---------- GIVEN DATA ----------
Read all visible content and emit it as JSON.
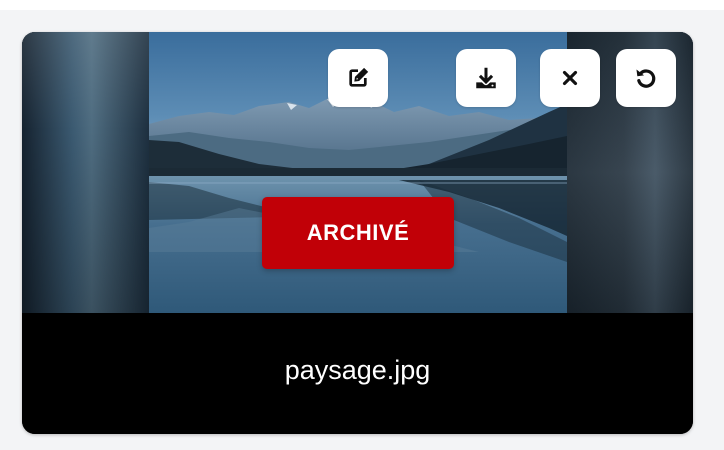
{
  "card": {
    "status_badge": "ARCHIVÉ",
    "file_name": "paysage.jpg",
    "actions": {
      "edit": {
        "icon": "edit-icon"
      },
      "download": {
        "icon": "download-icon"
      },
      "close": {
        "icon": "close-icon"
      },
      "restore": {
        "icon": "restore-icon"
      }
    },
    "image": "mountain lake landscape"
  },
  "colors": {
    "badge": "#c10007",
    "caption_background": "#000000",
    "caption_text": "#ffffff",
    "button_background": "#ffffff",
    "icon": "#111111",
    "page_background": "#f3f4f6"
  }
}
----------
• _TASK DIRECTIONS_:
Write down the number of lines where the word "icon" appears, and nothing further.

• _ANSWER TO THIS TASK_:
5